### Instructions to follow
Show each line of the data below that has the string "Medida" in it.

### Listed entries
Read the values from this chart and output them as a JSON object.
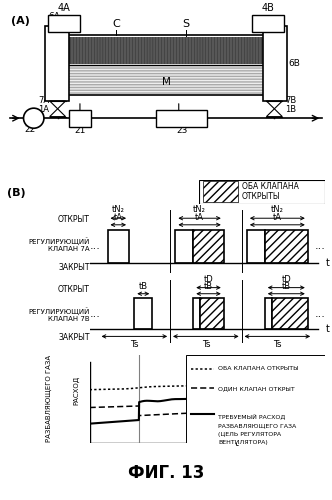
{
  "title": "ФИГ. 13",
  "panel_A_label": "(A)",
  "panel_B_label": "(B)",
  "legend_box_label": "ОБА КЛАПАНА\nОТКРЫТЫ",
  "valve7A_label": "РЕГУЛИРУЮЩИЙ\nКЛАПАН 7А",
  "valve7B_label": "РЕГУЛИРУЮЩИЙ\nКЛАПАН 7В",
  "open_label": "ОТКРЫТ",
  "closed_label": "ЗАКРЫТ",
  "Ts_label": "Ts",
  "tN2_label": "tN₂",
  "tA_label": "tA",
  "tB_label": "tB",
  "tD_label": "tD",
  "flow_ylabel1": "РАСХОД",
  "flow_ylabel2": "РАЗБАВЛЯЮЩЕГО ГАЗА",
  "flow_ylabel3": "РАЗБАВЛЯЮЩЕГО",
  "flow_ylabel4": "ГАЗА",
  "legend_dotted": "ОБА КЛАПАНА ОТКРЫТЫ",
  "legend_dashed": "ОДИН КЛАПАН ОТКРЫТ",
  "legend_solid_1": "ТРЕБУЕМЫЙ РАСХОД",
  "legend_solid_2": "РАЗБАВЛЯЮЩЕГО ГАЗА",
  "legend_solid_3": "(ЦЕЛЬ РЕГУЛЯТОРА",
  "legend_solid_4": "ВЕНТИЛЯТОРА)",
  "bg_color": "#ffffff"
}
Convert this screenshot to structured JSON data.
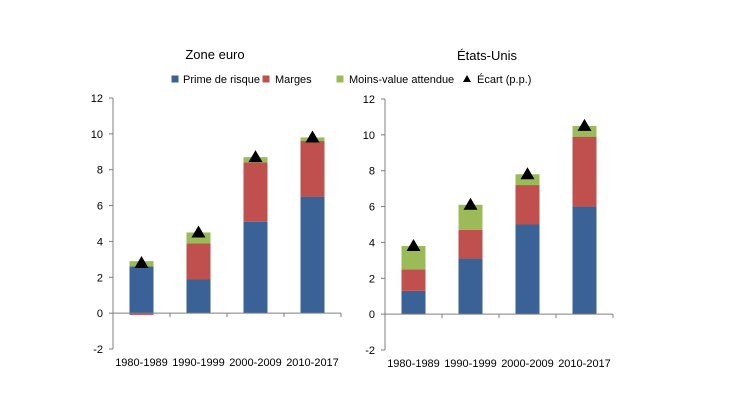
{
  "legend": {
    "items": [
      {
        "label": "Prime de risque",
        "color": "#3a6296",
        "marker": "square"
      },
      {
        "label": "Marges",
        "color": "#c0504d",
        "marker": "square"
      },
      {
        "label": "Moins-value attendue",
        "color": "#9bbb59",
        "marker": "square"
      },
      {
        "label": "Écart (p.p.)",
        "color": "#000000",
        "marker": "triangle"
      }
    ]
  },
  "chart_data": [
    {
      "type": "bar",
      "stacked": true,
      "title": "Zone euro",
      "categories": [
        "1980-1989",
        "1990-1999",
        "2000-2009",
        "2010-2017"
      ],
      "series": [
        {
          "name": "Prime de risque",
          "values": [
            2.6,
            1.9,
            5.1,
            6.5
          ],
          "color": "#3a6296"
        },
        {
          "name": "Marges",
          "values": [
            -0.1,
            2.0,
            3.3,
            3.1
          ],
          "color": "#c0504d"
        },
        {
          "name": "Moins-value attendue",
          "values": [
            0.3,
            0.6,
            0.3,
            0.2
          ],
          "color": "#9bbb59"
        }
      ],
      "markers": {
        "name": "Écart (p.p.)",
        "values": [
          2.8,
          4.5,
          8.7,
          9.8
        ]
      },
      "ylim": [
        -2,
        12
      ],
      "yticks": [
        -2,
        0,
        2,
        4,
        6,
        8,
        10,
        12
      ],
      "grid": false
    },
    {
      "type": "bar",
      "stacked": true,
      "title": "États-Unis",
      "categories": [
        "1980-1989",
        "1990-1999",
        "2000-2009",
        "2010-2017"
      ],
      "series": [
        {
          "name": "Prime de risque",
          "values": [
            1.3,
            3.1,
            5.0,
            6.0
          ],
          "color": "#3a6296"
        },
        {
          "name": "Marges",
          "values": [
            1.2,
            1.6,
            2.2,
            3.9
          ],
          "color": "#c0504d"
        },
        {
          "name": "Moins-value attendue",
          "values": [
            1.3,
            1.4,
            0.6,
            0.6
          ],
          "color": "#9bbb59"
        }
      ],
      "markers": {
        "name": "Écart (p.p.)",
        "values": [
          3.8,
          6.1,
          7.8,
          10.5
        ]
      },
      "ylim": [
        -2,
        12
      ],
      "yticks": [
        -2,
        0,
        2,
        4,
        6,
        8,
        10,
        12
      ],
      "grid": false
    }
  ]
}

--

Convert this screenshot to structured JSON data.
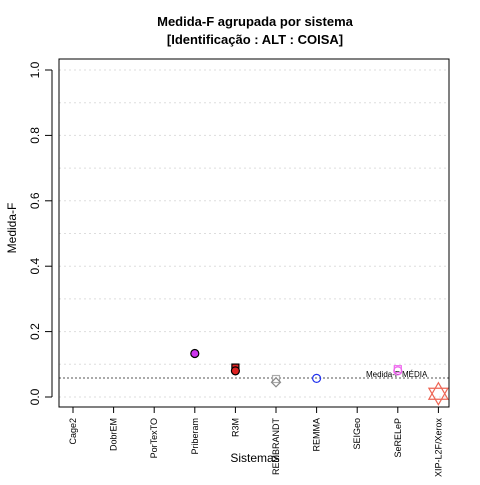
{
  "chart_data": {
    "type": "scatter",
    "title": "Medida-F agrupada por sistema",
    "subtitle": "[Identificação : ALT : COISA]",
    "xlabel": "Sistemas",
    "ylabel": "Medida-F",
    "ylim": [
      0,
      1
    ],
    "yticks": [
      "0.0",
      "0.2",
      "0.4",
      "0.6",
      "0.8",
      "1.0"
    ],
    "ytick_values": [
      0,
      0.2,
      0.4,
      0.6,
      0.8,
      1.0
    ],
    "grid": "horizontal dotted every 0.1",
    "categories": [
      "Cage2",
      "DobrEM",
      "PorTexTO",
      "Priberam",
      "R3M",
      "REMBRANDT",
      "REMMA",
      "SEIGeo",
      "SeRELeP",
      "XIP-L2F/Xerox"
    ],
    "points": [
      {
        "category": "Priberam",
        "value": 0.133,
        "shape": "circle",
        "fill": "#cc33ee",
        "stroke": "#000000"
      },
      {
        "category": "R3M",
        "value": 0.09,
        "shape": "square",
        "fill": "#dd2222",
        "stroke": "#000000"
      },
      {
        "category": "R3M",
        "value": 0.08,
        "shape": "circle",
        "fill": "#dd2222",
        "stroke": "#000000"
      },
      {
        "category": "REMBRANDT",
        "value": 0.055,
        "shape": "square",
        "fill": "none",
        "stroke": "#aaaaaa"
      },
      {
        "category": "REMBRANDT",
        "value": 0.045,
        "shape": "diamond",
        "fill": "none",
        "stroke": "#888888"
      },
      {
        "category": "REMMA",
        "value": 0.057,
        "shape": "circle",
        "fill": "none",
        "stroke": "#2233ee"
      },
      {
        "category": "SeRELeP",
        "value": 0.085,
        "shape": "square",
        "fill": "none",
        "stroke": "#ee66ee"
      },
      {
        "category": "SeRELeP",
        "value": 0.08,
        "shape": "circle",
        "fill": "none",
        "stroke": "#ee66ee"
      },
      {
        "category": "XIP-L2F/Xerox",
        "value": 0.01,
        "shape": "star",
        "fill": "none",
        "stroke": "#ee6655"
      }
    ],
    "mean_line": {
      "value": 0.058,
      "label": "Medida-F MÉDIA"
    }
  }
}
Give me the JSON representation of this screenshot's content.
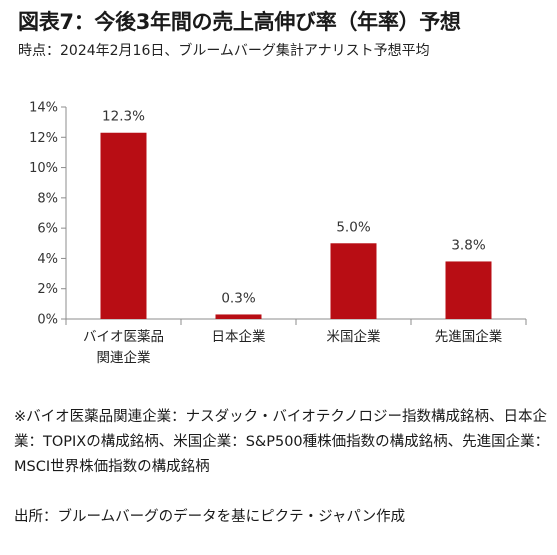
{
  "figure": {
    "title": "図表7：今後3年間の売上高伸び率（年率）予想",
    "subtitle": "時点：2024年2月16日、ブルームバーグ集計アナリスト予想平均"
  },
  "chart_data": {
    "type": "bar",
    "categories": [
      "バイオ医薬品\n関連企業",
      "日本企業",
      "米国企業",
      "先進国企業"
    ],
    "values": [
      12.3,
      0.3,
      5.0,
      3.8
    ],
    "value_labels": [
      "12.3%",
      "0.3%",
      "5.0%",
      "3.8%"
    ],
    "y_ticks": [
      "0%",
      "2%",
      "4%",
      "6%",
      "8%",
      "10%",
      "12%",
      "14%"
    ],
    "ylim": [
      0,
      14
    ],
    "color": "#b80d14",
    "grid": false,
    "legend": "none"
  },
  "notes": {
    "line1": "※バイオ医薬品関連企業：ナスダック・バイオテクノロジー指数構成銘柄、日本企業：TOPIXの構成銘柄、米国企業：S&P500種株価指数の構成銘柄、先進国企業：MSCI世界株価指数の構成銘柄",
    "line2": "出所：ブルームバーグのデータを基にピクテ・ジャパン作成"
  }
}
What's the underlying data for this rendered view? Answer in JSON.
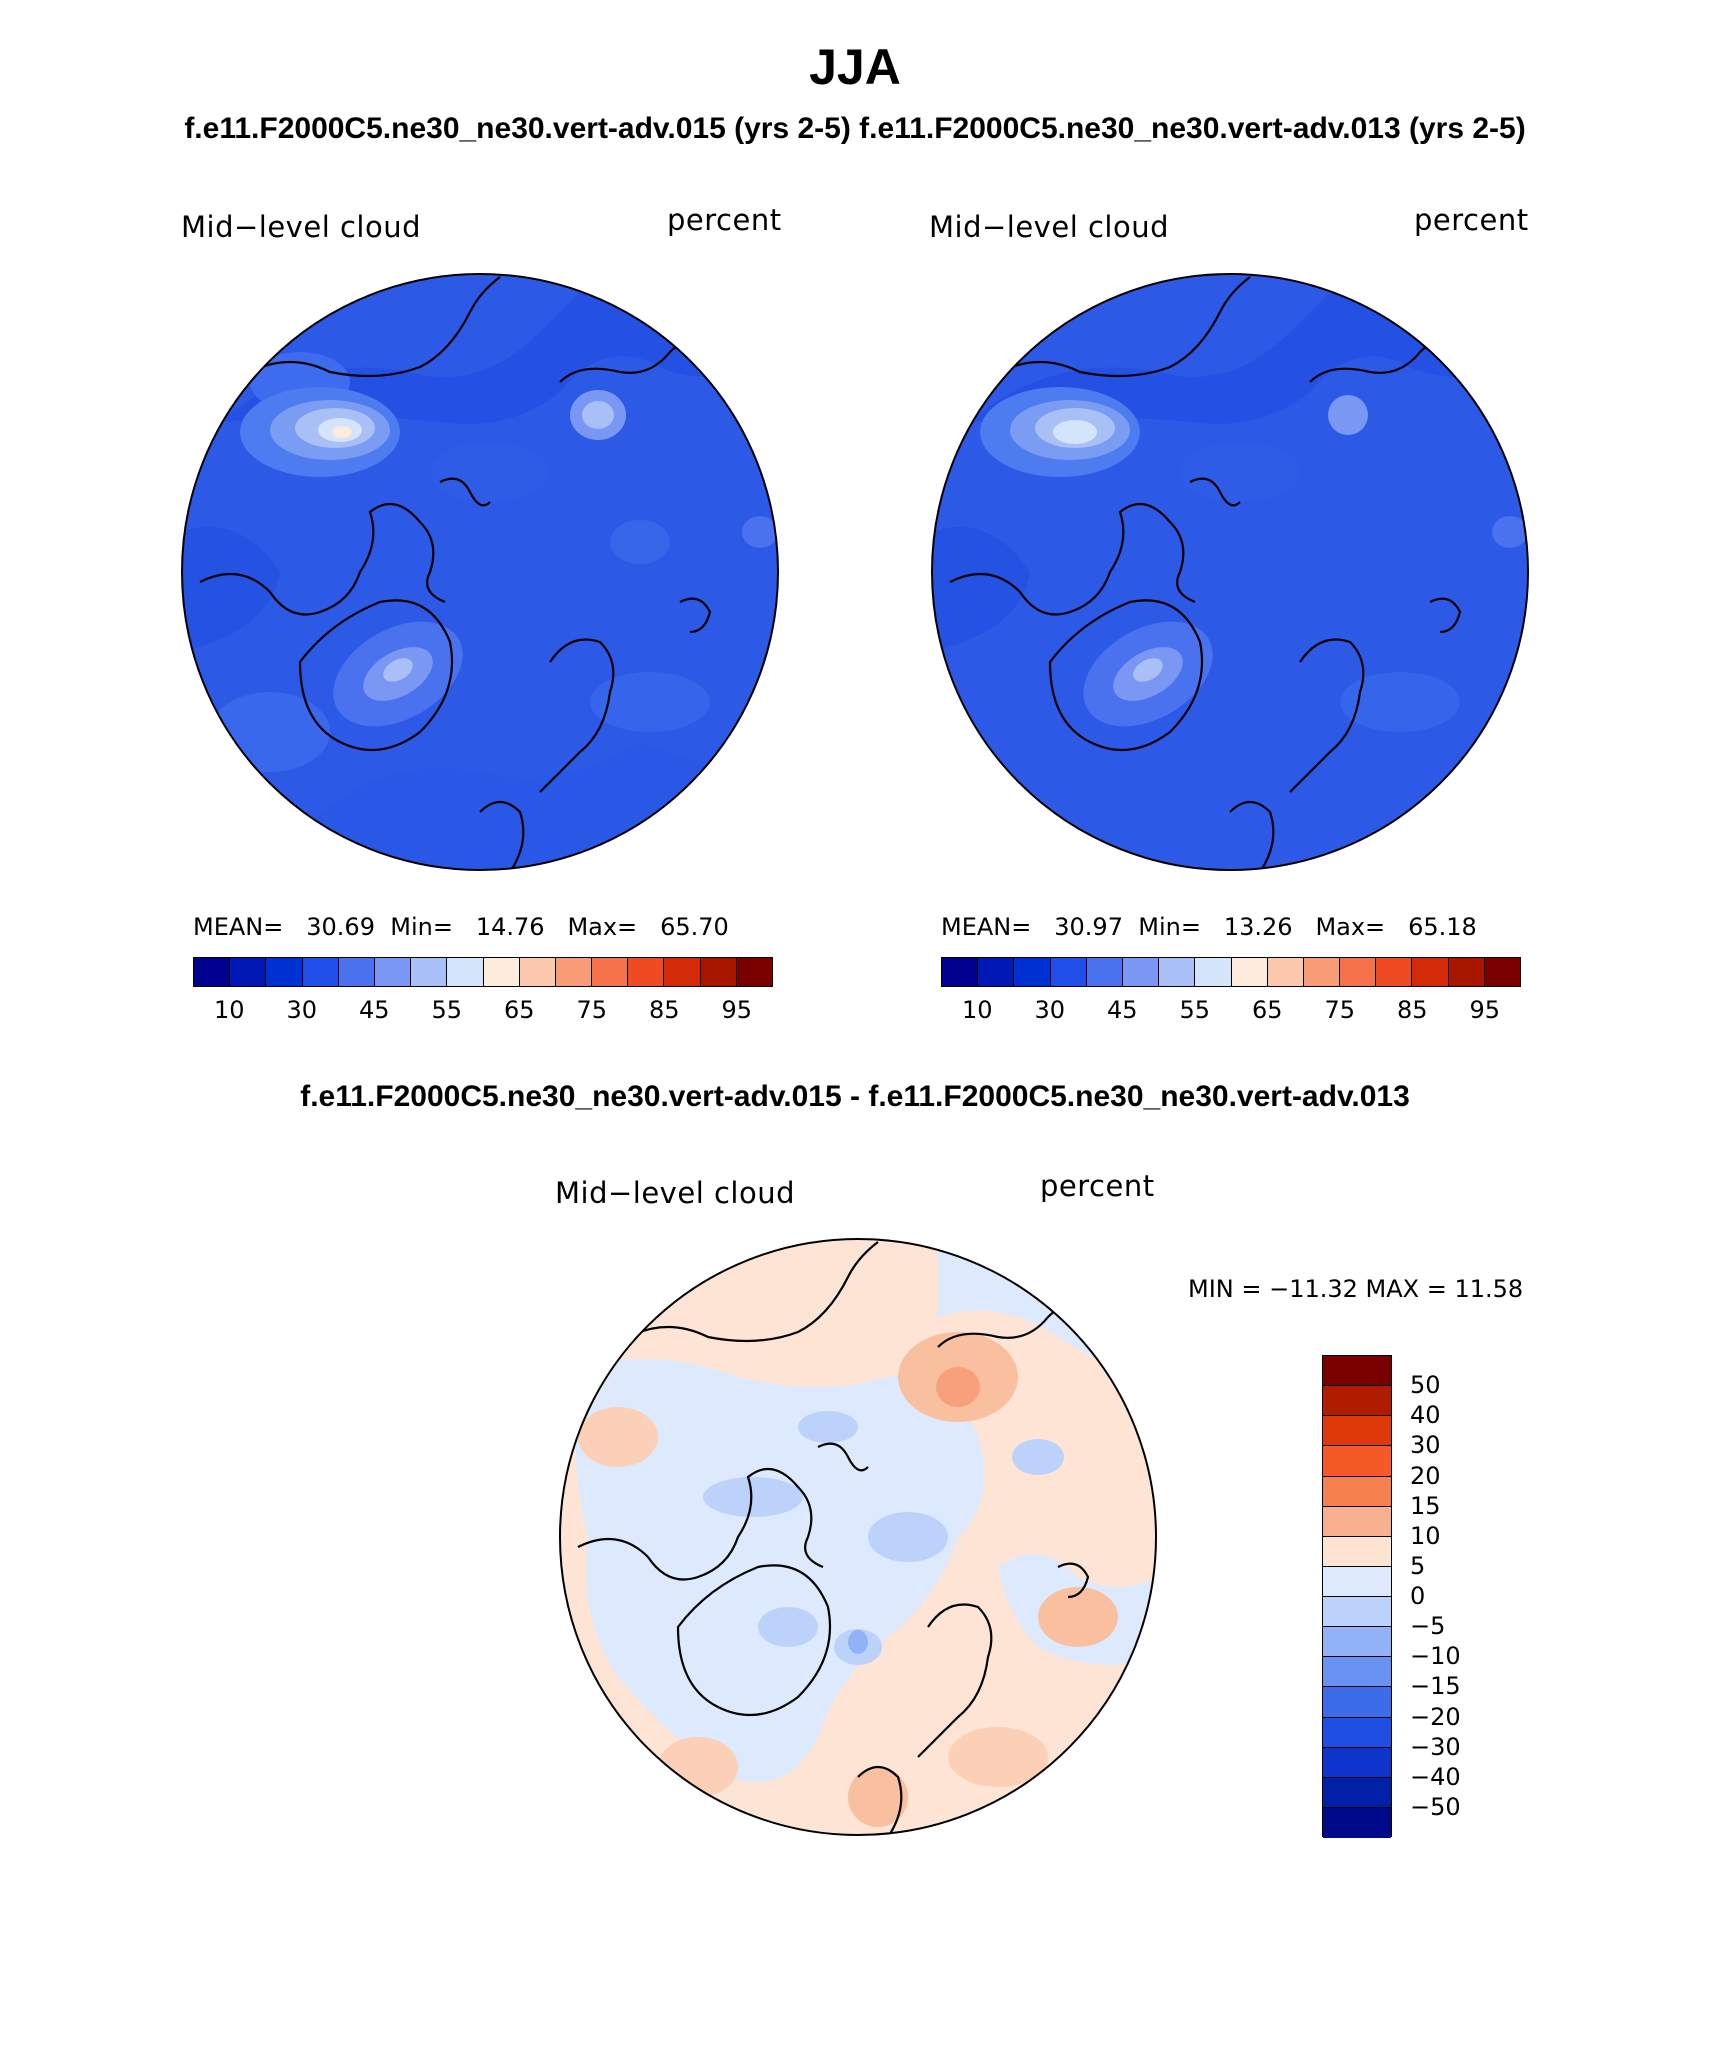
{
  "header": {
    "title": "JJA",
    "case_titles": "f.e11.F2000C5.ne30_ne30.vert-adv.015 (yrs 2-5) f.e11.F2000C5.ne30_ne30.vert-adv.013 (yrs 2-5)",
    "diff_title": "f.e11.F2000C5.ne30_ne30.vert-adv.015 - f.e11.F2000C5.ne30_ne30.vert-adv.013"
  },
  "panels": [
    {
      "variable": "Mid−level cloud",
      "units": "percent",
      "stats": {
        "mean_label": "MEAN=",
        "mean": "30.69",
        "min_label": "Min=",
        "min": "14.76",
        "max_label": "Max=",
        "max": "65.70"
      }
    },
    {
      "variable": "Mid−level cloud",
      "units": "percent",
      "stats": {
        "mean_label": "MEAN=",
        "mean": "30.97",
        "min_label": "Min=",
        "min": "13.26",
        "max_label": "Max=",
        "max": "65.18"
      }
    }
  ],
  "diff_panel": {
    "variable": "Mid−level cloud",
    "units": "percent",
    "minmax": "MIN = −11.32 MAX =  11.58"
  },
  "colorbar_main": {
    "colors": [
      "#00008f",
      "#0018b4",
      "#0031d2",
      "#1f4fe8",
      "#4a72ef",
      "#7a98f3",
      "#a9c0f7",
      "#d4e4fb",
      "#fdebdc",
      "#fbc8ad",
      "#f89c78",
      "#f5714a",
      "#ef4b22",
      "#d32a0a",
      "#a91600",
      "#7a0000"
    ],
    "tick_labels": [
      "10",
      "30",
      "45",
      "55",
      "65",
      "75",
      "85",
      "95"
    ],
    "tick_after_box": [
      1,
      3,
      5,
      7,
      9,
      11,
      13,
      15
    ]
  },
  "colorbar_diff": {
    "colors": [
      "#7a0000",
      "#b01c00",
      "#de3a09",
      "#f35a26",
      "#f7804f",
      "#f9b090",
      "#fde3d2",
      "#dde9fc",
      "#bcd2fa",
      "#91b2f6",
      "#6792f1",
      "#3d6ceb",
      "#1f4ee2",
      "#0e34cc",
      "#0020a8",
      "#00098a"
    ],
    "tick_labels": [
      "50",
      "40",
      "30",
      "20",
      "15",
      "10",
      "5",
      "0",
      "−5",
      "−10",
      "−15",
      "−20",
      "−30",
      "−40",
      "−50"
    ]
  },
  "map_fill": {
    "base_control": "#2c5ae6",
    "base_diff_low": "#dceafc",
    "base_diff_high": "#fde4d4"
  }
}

### Result of this exercise
    "title": "Medida-F agrupada por sistema",
    "ylabel": "Medida-F",
      "label": "Medida-F MÉDIA"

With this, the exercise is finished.